What is asked:
Search the data for the word "provision". Reproduce every line where it is found.

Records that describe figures
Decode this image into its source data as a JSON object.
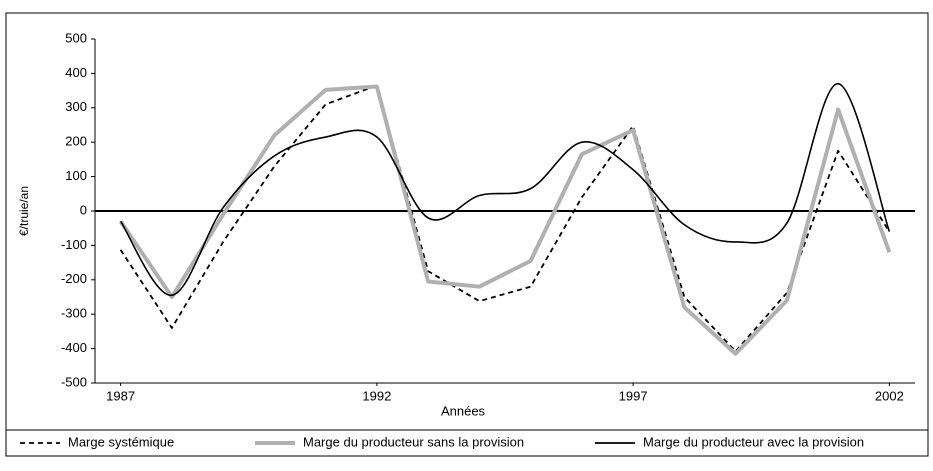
{
  "chart_data": {
    "type": "line",
    "x_label": "Années",
    "y_label": "€/truie/an",
    "x": [
      1987,
      1988,
      1989,
      1990,
      1991,
      1992,
      1993,
      1994,
      1995,
      1996,
      1997,
      1998,
      1999,
      2000,
      2001,
      2002
    ],
    "xlim": [
      1986.5,
      2002.5
    ],
    "xticks": [
      1987,
      1992,
      1997,
      2002
    ],
    "ylim": [
      -500,
      500
    ],
    "yticks": [
      -500,
      -400,
      -300,
      -200,
      -100,
      0,
      100,
      200,
      300,
      400,
      500
    ],
    "series": [
      {
        "name": "Marge systémique",
        "color": "#000000",
        "style": "dashed",
        "smooth": false,
        "values": [
          -113,
          -340,
          -90,
          130,
          310,
          365,
          -175,
          -262,
          -220,
          40,
          247,
          -250,
          -408,
          -238,
          175,
          -60
        ]
      },
      {
        "name": "Marge du producteur sans la provision",
        "color": "#b0b0b0",
        "style": "solid",
        "smooth": false,
        "values": [
          -30,
          -250,
          -10,
          220,
          352,
          362,
          -205,
          -220,
          -145,
          165,
          235,
          -280,
          -415,
          -260,
          295,
          -120
        ]
      },
      {
        "name": "Marge du producteur avec la provision",
        "color": "#000000",
        "style": "solid",
        "smooth": true,
        "values": [
          -30,
          -245,
          10,
          160,
          215,
          215,
          -20,
          45,
          65,
          200,
          120,
          -40,
          -90,
          -35,
          370,
          -60
        ]
      }
    ]
  }
}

Complete response:
        "name": "Marge du producteur sans la provision",
        "name": "Marge du producteur avec la provision",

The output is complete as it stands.